■ **Problem statement**
Repeat the listing exactly as given, omitting every image.

Stored data
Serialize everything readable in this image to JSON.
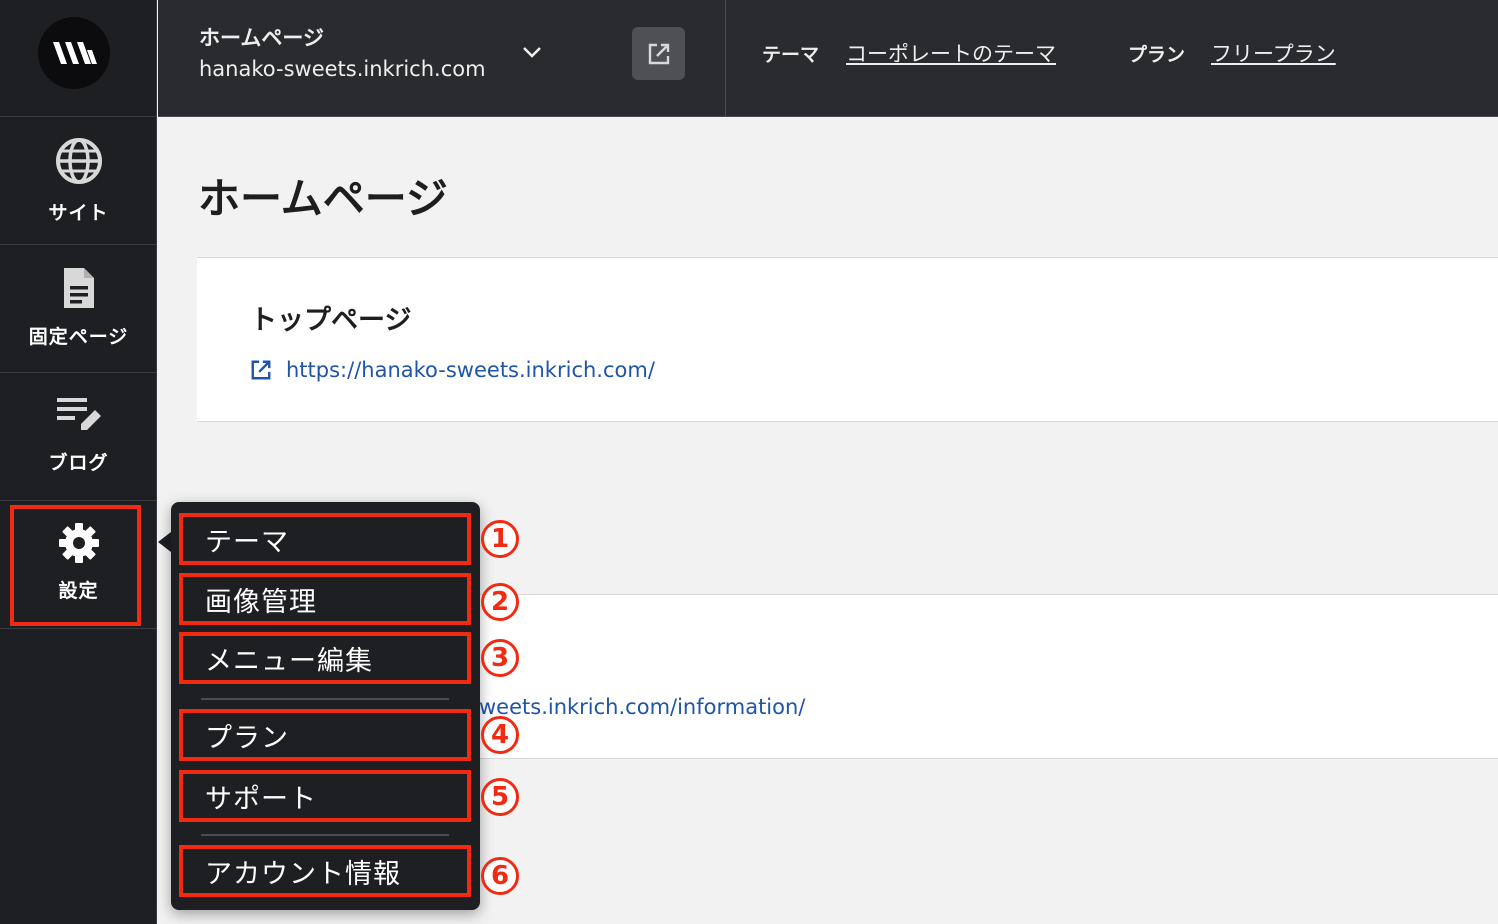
{
  "header": {
    "site_title": "ホームページ",
    "site_domain": "hanako-sweets.inkrich.com",
    "theme_label": "テーマ",
    "theme_value": "コーポレートのテーマ",
    "plan_label": "プラン",
    "plan_value": "フリープラン"
  },
  "sidebar": {
    "items": [
      {
        "label": "サイト",
        "icon": "globe-icon"
      },
      {
        "label": "固定ページ",
        "icon": "document-icon"
      },
      {
        "label": "ブログ",
        "icon": "edit-list-icon"
      },
      {
        "label": "設定",
        "icon": "gear-icon"
      }
    ]
  },
  "main": {
    "page_title": "ホームページ",
    "top_card": {
      "title": "トップページ",
      "url": "https://hanako-sweets.inkrich.com/"
    },
    "info_card": {
      "url_partial": "weets.inkrich.com/information/"
    }
  },
  "settings_menu": {
    "items": [
      {
        "label": "テーマ",
        "number": "1"
      },
      {
        "label": "画像管理",
        "number": "2"
      },
      {
        "label": "メニュー編集",
        "number": "3"
      },
      {
        "label": "プラン",
        "number": "4"
      },
      {
        "label": "サポート",
        "number": "5"
      },
      {
        "label": "アカウント情報",
        "number": "6"
      }
    ]
  },
  "colors": {
    "highlight": "#f12a12",
    "link": "#1f55a8",
    "sidebar_bg": "#1e1f23",
    "header_bg": "#2a2b2f"
  }
}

■ **Expected answer**
Serialize everything readable in this image to JSON.
{
  "header": {
    "site_title": "ホームページ",
    "site_domain": "hanako-sweets.inkrich.com",
    "theme_label": "テーマ",
    "theme_value": "コーポレートのテーマ",
    "plan_label": "プラン",
    "plan_value": "フリープラン"
  },
  "sidebar": {
    "items": [
      {
        "label": "サイト",
        "icon": "globe-icon"
      },
      {
        "label": "固定ページ",
        "icon": "document-icon"
      },
      {
        "label": "ブログ",
        "icon": "edit-list-icon"
      },
      {
        "label": "設定",
        "icon": "gear-icon"
      }
    ]
  },
  "main": {
    "page_title": "ホームページ",
    "top_card": {
      "title": "トップページ",
      "url": "https://hanako-sweets.inkrich.com/"
    },
    "info_card": {
      "url_partial": "weets.inkrich.com/information/"
    }
  },
  "settings_menu": {
    "items": [
      {
        "label": "テーマ",
        "number": "1"
      },
      {
        "label": "画像管理",
        "number": "2"
      },
      {
        "label": "メニュー編集",
        "number": "3"
      },
      {
        "label": "プラン",
        "number": "4"
      },
      {
        "label": "サポート",
        "number": "5"
      },
      {
        "label": "アカウント情報",
        "number": "6"
      }
    ]
  },
  "colors": {
    "highlight": "#f12a12",
    "link": "#1f55a8",
    "sidebar_bg": "#1e1f23",
    "header_bg": "#2a2b2f"
  }
}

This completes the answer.